Goal:
Reproduce every line of the records below word for word, keeping each one unchanged.

Supplied records:
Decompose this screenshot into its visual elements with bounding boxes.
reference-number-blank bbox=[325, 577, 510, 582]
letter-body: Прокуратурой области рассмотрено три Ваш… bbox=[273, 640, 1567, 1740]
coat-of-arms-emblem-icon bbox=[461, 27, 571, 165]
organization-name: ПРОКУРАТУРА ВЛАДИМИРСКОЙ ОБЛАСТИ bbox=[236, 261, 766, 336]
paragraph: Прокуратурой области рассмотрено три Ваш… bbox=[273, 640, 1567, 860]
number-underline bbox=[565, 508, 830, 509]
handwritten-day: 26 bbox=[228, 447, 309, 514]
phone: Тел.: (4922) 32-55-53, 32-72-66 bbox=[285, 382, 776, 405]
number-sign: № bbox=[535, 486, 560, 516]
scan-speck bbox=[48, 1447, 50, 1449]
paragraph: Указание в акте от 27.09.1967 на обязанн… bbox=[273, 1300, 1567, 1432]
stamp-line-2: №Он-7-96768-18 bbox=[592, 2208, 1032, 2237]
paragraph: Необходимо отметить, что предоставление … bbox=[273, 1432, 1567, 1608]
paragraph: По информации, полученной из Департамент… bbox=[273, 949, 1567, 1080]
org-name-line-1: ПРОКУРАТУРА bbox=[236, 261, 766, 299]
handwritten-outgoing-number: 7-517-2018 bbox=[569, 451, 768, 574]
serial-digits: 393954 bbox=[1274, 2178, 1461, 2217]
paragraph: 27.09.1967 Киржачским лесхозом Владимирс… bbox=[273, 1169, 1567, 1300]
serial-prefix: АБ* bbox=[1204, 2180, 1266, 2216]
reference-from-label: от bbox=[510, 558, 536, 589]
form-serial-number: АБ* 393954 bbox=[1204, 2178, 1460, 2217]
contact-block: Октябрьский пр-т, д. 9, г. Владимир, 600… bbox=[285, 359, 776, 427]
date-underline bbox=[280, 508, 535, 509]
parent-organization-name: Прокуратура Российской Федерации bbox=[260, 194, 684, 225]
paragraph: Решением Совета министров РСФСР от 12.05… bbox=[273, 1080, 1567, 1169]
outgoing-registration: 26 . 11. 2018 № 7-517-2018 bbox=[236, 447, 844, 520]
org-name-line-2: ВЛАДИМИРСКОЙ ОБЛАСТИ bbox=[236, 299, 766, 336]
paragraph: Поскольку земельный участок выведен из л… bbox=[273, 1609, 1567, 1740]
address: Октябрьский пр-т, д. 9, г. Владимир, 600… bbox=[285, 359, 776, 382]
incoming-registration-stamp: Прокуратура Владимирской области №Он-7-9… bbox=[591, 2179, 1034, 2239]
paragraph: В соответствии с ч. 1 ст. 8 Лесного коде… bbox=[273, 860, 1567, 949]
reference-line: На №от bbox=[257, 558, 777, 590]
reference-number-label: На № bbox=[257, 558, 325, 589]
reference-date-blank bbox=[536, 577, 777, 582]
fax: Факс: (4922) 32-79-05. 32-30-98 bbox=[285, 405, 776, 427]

Response to the task:
Decompose this screenshot into its visual elements with bounding boxes.
reference-number-blank bbox=[325, 577, 510, 582]
letter-body: Прокуратурой области рассмотрено три Ваш… bbox=[273, 640, 1567, 1740]
coat-of-arms-emblem-icon bbox=[461, 27, 571, 165]
organization-name: ПРОКУРАТУРА ВЛАДИМИРСКОЙ ОБЛАСТИ bbox=[236, 261, 766, 336]
paragraph: Прокуратурой области рассмотрено три Ваш… bbox=[273, 640, 1567, 860]
number-underline bbox=[565, 508, 830, 509]
handwritten-day: 26 bbox=[228, 447, 309, 514]
phone: Тел.: (4922) 32-55-53, 32-72-66 bbox=[285, 382, 776, 405]
number-sign: № bbox=[535, 486, 560, 516]
scan-speck bbox=[48, 1447, 50, 1449]
paragraph: Указание в акте от 27.09.1967 на обязанн… bbox=[273, 1300, 1567, 1432]
stamp-line-2: №Он-7-96768-18 bbox=[592, 2208, 1032, 2237]
paragraph: Необходимо отметить, что предоставление … bbox=[273, 1432, 1567, 1608]
paragraph: По информации, полученной из Департамент… bbox=[273, 949, 1567, 1080]
org-name-line-1: ПРОКУРАТУРА bbox=[236, 261, 766, 299]
handwritten-outgoing-number: 7-517-2018 bbox=[569, 451, 768, 574]
serial-digits: 393954 bbox=[1274, 2178, 1461, 2217]
paragraph: 27.09.1967 Киржачским лесхозом Владимирс… bbox=[273, 1169, 1567, 1300]
serial-prefix: АБ* bbox=[1204, 2180, 1266, 2216]
reference-from-label: от bbox=[510, 558, 536, 589]
form-serial-number: АБ* 393954 bbox=[1204, 2178, 1460, 2217]
contact-block: Октябрьский пр-т, д. 9, г. Владимир, 600… bbox=[285, 359, 776, 427]
date-underline bbox=[280, 508, 535, 509]
parent-organization-name: Прокуратура Российской Федерации bbox=[260, 194, 684, 225]
paragraph: Решением Совета министров РСФСР от 12.05… bbox=[273, 1080, 1567, 1169]
outgoing-registration: 26 . 11. 2018 № 7-517-2018 bbox=[236, 447, 844, 520]
org-name-line-2: ВЛАДИМИРСКОЙ ОБЛАСТИ bbox=[236, 299, 766, 336]
paragraph: Поскольку земельный участок выведен из л… bbox=[273, 1609, 1567, 1740]
address: Октябрьский пр-т, д. 9, г. Владимир, 600… bbox=[285, 359, 776, 382]
incoming-registration-stamp: Прокуратура Владимирской области №Он-7-9… bbox=[591, 2179, 1034, 2239]
paragraph: В соответствии с ч. 1 ст. 8 Лесного коде… bbox=[273, 860, 1567, 949]
reference-line: На №от bbox=[257, 558, 777, 590]
reference-number-label: На № bbox=[257, 558, 325, 589]
reference-date-blank bbox=[536, 577, 777, 582]
fax: Факс: (4922) 32-79-05. 32-30-98 bbox=[285, 405, 776, 427]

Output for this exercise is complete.